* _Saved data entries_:
━━━━━━━━━━━━━━━━━━━━

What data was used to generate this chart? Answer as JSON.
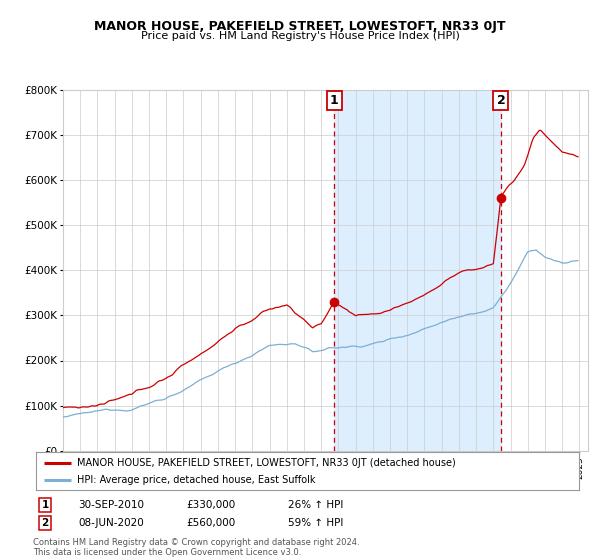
{
  "title": "MANOR HOUSE, PAKEFIELD STREET, LOWESTOFT, NR33 0JT",
  "subtitle": "Price paid vs. HM Land Registry's House Price Index (HPI)",
  "legend_line1": "MANOR HOUSE, PAKEFIELD STREET, LOWESTOFT, NR33 0JT (detached house)",
  "legend_line2": "HPI: Average price, detached house, East Suffolk",
  "annotation1_date": "30-SEP-2010",
  "annotation1_price": "£330,000",
  "annotation1_hpi": "26% ↑ HPI",
  "annotation2_date": "08-JUN-2020",
  "annotation2_price": "£560,000",
  "annotation2_hpi": "59% ↑ HPI",
  "footer": "Contains HM Land Registry data © Crown copyright and database right 2024.\nThis data is licensed under the Open Government Licence v3.0.",
  "marker1_x": 2010.75,
  "marker1_y": 330000,
  "marker2_x": 2020.44,
  "marker2_y": 560000,
  "vline1_x": 2010.75,
  "vline2_x": 2020.44,
  "ylim": [
    0,
    800000
  ],
  "xlim_start": 1995,
  "xlim_end": 2025.5,
  "property_color": "#cc0000",
  "hpi_color": "#7bafd4",
  "shade_color": "#ddeeff",
  "grid_color": "#cccccc",
  "bg_color": "#ffffff"
}
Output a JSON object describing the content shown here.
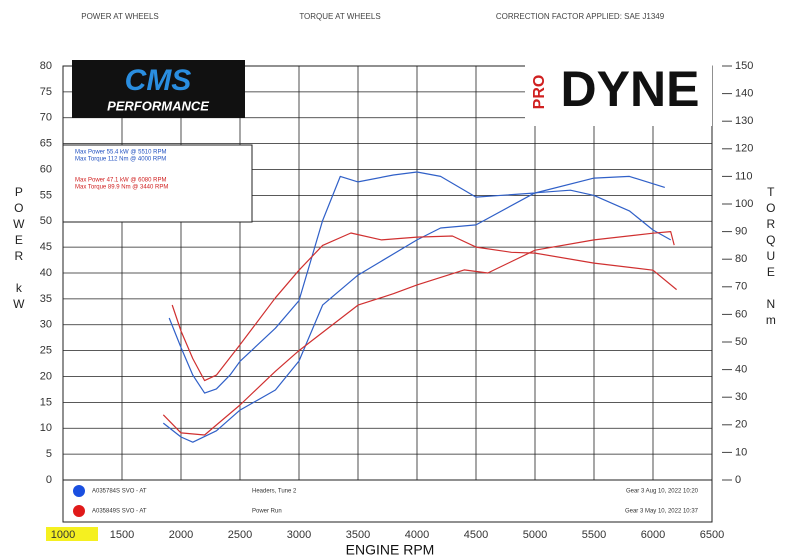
{
  "chart_data": {
    "type": "line",
    "header": [
      "POWER AT WHEELS",
      "TORQUE AT WHEELS",
      "CORRECTION FACTOR APPLIED: SAE J1349"
    ],
    "logos": {
      "left": "CMS",
      "left_sub": "PERFORMANCE",
      "right_pre": "PRO",
      "right": "DYNE"
    },
    "ylabel": "POWER kW",
    "y2label": "TORQUE Nm",
    "xlabel": "ENGINE RPM",
    "xlim": [
      1000,
      6500
    ],
    "xticks": [
      1000,
      1500,
      2000,
      2500,
      3000,
      3500,
      4000,
      4500,
      5000,
      5500,
      6000,
      6500
    ],
    "ylim": [
      0,
      80
    ],
    "yticks": [
      0,
      5,
      10,
      15,
      20,
      25,
      30,
      35,
      40,
      45,
      50,
      55,
      60,
      65,
      70,
      75,
      80
    ],
    "y2lim": [
      0,
      150
    ],
    "y2ticks": [
      0,
      10,
      20,
      30,
      40,
      50,
      60,
      70,
      80,
      90,
      100,
      110,
      120,
      130,
      140,
      150
    ],
    "grid": true,
    "summary": [
      {
        "color": "#2050c0",
        "lines": [
          "Max Power 55.4 kW @ 5510 RPM",
          "Max Torque 112 Nm @ 4000 RPM"
        ]
      },
      {
        "color": "#d02020",
        "lines": [
          "Max Power 47.1 kW @ 6080 RPM",
          "Max Torque 89.9 Nm @ 3440 RPM"
        ]
      }
    ],
    "runs": [
      {
        "color": "#1a4fe0",
        "name": "A035784S SVO - AT",
        "note": "Headers, Tune 2",
        "info": "Gear 3 Aug 10, 2022 10:20"
      },
      {
        "color": "#e01a1a",
        "name": "A035849S SVO - AT",
        "note": "Power Run",
        "info": "Gear 3 May 10, 2022 10:37"
      }
    ],
    "series": [
      {
        "color": "#3060c8",
        "axis": "y2",
        "x": [
          1900,
          2000,
          2100,
          2200,
          2300,
          2415,
          2500,
          2800,
          3000,
          3200,
          3350,
          3500,
          3800,
          4000,
          4200,
          4500,
          5000,
          5500,
          5800,
          6100
        ],
        "values": [
          58.7,
          48,
          38,
          31.5,
          33,
          38,
          43,
          55,
          65,
          94,
          110,
          108,
          110.5,
          111.6,
          110,
          102.5,
          104,
          109.4,
          110,
          106
        ]
      },
      {
        "color": "#3060c8",
        "axis": "y",
        "x": [
          1850,
          2000,
          2100,
          2300,
          2500,
          2800,
          3000,
          3200,
          3500,
          4000,
          4200,
          4500,
          5000,
          5300,
          5500,
          5800,
          6000,
          6150
        ],
        "values": [
          11,
          8.3,
          7.3,
          9.5,
          13.5,
          17.4,
          23,
          33.8,
          39.6,
          46.4,
          48.7,
          49.3,
          55.5,
          56,
          55,
          52,
          48.3,
          46.4
        ]
      },
      {
        "color": "#d03030",
        "axis": "y2",
        "x": [
          1925,
          2000,
          2100,
          2200,
          2300,
          2500,
          2800,
          3000,
          3200,
          3440,
          3700,
          4000,
          4300,
          4500,
          4800,
          5000,
          5500,
          6000,
          6200
        ],
        "values": [
          63.4,
          54,
          44,
          36,
          38,
          49,
          66,
          76,
          85,
          89.5,
          87,
          88,
          88.4,
          84.4,
          82.5,
          82.2,
          78.6,
          76,
          69
        ]
      },
      {
        "color": "#d03030",
        "axis": "y",
        "x": [
          1850,
          2000,
          2200,
          2500,
          2800,
          3000,
          3500,
          3800,
          4000,
          4400,
          4600,
          5000,
          5500,
          6000,
          6150,
          6180
        ],
        "values": [
          12.6,
          9.1,
          8.7,
          14.5,
          21,
          25,
          33.8,
          36,
          37.7,
          40.6,
          40,
          44.4,
          46.4,
          47.7,
          48,
          45.4
        ]
      }
    ]
  }
}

━━━━━━━━━━━━━━━━━━━━

* _WHAT THE EXERCISE ASKS_:
Check each line above for "PAKEFIELD" and return the ones that have it.

* _RESPONSE FOR THIS EXERCISE_:
  "title": "MANOR HOUSE, PAKEFIELD STREET, LOWESTOFT, NR33 0JT",
  "legend_line1": "MANOR HOUSE, PAKEFIELD STREET, LOWESTOFT, NR33 0JT (detached house)",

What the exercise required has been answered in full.